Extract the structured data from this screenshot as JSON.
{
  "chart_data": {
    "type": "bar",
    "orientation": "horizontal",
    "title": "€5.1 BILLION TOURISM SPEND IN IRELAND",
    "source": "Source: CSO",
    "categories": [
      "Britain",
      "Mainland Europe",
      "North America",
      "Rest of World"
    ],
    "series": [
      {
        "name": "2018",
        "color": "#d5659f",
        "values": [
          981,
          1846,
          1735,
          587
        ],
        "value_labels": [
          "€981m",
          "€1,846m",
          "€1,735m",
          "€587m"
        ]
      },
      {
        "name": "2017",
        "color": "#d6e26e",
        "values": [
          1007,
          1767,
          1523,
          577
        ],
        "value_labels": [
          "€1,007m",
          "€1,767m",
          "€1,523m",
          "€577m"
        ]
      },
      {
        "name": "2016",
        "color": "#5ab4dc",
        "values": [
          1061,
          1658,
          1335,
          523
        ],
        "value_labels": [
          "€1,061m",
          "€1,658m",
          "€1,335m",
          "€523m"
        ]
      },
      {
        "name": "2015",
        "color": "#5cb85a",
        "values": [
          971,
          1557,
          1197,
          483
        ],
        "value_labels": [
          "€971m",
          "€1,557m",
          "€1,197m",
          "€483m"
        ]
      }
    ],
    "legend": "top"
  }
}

-*-

## What you should do
Copy every line that includes the string "name" from the material above.

## Solution
        "name": "2018",
        "name": "2017",
        "name": "2016",
        "name": "2015",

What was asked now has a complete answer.